▶ _INFORMATION SUPPLIED_
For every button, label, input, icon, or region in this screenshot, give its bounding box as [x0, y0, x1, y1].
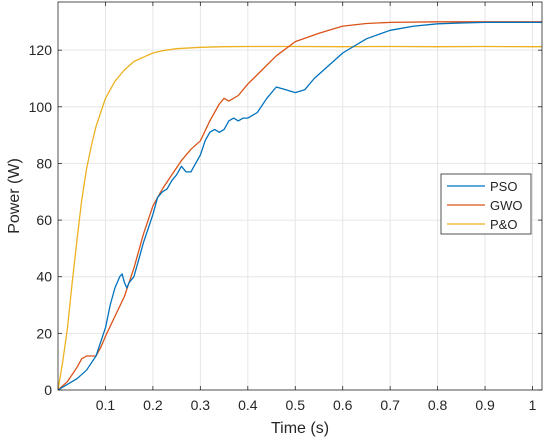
- x-tick-label: 0.6: [333, 397, 353, 413]
- y-tick-label: 40: [36, 269, 52, 285]
- legend-label: GWO: [490, 198, 523, 213]
- y-tick-label: 80: [36, 155, 52, 171]
- x-axis-label: Time (s): [271, 420, 329, 437]
- series-line-pso: [57, 21, 542, 391]
- axis-ticks: 0.1 0.2 0.3 0.4 0.5 0.6 0.7 0.8 0.9 1 0 20 40 60 80 100…: [29, 2, 542, 413]
- y-tick-label: 0: [44, 382, 52, 398]
- y-tick-label: 60: [36, 212, 52, 228]
- x-tick-label: 0.9: [475, 397, 495, 413]
- series-line-po: [57, 45, 542, 391]
- y-axis-label: Power (W): [6, 158, 23, 234]
- legend-label: P&O: [490, 217, 517, 232]
- series-lines: [57, 21, 542, 391]
- x-tick-label: 0.5: [286, 397, 306, 413]
- y-tick-label: 120: [29, 42, 53, 58]
- y-tick-label: 20: [36, 325, 52, 341]
- x-tick-label: 0.2: [143, 397, 163, 413]
- x-tick-label: 0.8: [428, 397, 448, 413]
- plot-frame: [57, 1, 543, 391]
- x-tick-label: 0.4: [238, 397, 258, 413]
- y-tick-label: 100: [29, 99, 53, 115]
- legend-label: PSO: [490, 179, 517, 194]
- x-tick-label: 1: [529, 397, 537, 413]
- legend: PSO GWO P&O: [440, 173, 532, 235]
- x-tick-label: 0.1: [96, 397, 116, 413]
- x-tick-label: 0.7: [380, 397, 400, 413]
- x-tick-label: 0.3: [191, 397, 211, 413]
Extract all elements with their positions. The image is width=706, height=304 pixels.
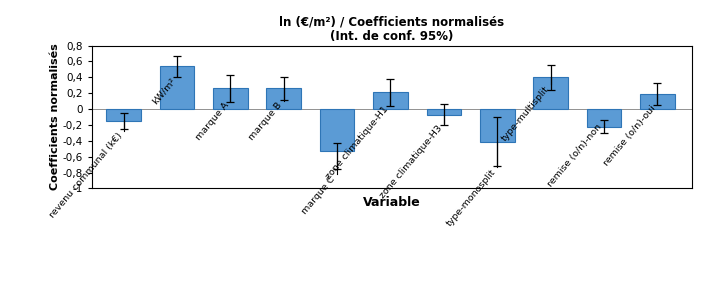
Bar — [320, 109, 354, 151]
Text: marque C: marque C — [300, 174, 337, 216]
Text: revenu communal (k€): revenu communal (k€) — [47, 130, 124, 219]
Bar — [160, 66, 194, 109]
Bar — [213, 88, 248, 109]
Bar — [533, 77, 568, 109]
Bar — [480, 109, 515, 142]
Bar — [107, 109, 141, 121]
X-axis label: Variable: Variable — [363, 196, 421, 209]
Text: zone climatique-H3: zone climatique-H3 — [378, 123, 444, 200]
Text: kW/m²: kW/m² — [150, 76, 177, 105]
Text: marque B: marque B — [247, 101, 284, 142]
Bar — [640, 94, 674, 109]
Bar — [587, 109, 621, 126]
Text: type-multisplit: type-multisplit — [499, 85, 551, 143]
Bar — [373, 92, 408, 109]
Text: remise (o/n)-non: remise (o/n)-non — [546, 123, 604, 189]
Title: ln (€/m²) / Coefficients normalisés
(Int. de conf. 95%): ln (€/m²) / Coefficients normalisés (Int… — [280, 15, 504, 43]
Text: marque A: marque A — [193, 101, 230, 143]
Bar — [426, 109, 461, 115]
Y-axis label: Coefficients normalisés: Coefficients normalisés — [49, 44, 60, 190]
Text: remise (o/n)-oui: remise (o/n)-oui — [602, 104, 657, 168]
Text: zone climatique-H1: zone climatique-H1 — [325, 105, 390, 181]
Bar — [266, 88, 301, 109]
Text: type-monosplit: type-monosplit — [444, 167, 497, 227]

▶ _STATED TASK_
Please render every line of the records above as a Markdown table with the columns "Row" and "Text", numbering each row and skipping blank lines. Leave out the pictures.

▶ _RESULT OF THE EXERCISE_
| Row | Text |
|---|---|
| 1 | For every button, label, input, icon, or region in this screenshot, give its bounding box as [x0, y0, x1, y1]. |
| 2 | - x-tick-label: 0.6: [333, 397, 353, 413] |
| 3 | - y-tick-label: 40: [36, 269, 52, 285] |
| 4 | - legend-label: GWO: [490, 198, 523, 213] |
| 5 | - y-tick-label: 80: [36, 155, 52, 171] |
| 6 | - x-axis-label: Time (s): [271, 420, 329, 437] |
| 7 | - series-line-pso: [57, 21, 542, 391] |
| 8 | - axis-ticks: 0.1 0.2 0.3 0.4 0.5 0.6 0.7 0.8 0.9 1 0 20 40 60 80 100…: [29, 2, 542, 413] |
| 9 | - y-tick-label: 0: [44, 382, 52, 398] |
| 10 | - y-tick-label: 60: [36, 212, 52, 228] |
| 11 | - x-tick-label: 0.9: [475, 397, 495, 413] |
| 12 | - series-line-po: [57, 45, 542, 391] |
| 13 | - y-axis-label: Power (W): [6, 158, 23, 234] |
| 14 | - legend-label: P&O: [490, 217, 517, 232] |
| 15 | - series-lines: [57, 21, 542, 391] |
| 16 | - x-tick-label: 0.5: [286, 397, 306, 413] |
| 17 | - y-tick-label: 120: [29, 42, 53, 58] |
| 18 | - y-tick-label: 20: [36, 325, 52, 341] |
| 19 | - x-tick-label: 0.2: [143, 397, 163, 413] |
| 20 | - x-tick-label: 0.8: [428, 397, 448, 413] |
| 21 | - plot-frame: [57, 1, 543, 391] |
| 22 | - x-tick-label: 0.4: [238, 397, 258, 413] |
| 23 | - y-tick-label: 100: [29, 99, 53, 115] |
| 24 | - legend-label: PSO: [490, 179, 517, 194] |
| 25 | - x-tick-label: 1: [529, 397, 537, 413] |
| 26 | - legend: PSO GWO P&O: [440, 173, 532, 235] |
| 27 | - x-tick-label: 0.1: [96, 397, 116, 413] |
| 28 | - x-tick-label: 0.7: [380, 397, 400, 413] |
| 29 | - x-tick-label: 0.3: [191, 397, 211, 413] |
| 30 | Extract all elements with their positions. The image is width=706, height=304 pixels. |
| 31 | Bar — [320, 109, 354, 151] |
| 32 | Text: marque C: marque C — [300, 174, 337, 216] |
| 33 | Text: revenu communal (k€): revenu communal (k€) — [47, 130, 124, 219] |
| 34 | Bar — [160, 66, 194, 109] |
| 35 | Bar — [213, 88, 248, 109] |
| 36 | Bar — [533, 77, 568, 109] |
| 37 | Bar — [480, 109, 515, 142] |
| 38 | Bar — [107, 109, 141, 121] |
| 39 | X-axis label: Variable: Variable — [363, 196, 421, 209] |
| 40 | Text: zone climatique-H3: zone climatique-H3 — [378, 123, 444, 200] |
| 41 | Text: kW/m²: kW/m² — [150, 76, 177, 105] |
| 42 | Text: marque B: marque B — [247, 101, 284, 142] |
| 43 | Bar — [640, 94, 674, 109] |
| 44 | Bar — [587, 109, 621, 126] |
| 45 | Text: type-multisplit: type-multisplit — [499, 85, 551, 143] |
| 46 | Bar — [373, 92, 408, 109] |
| 47 | Text: remise (o/n)-non: remise (o/n)-non — [546, 123, 604, 189] |
| 48 | Title: ln (€/m²) / Coefficients normalisés |
| 49 | (Int. de conf. 95%): ln (€/m²) / Coefficients normalisés (Int… — [280, 15, 504, 43] |
| 50 | Text: marque A: marque A — [193, 101, 230, 143] |
| 51 | Bar — [426, 109, 461, 115] |
| 52 | Y-axis label: Coefficients normalisés: Coefficients normalisés — [49, 44, 60, 190] |
| 53 | Text: remise (o/n)-oui: remise (o/n)-oui — [602, 104, 657, 168] |
| 54 | Text: zone climatique-H1: zone climatique-H1 — [325, 105, 390, 181] |
| 55 | Bar — [266, 88, 301, 109] |
| 56 | Text: type-monosplit: type-monosplit — [444, 167, 497, 227] |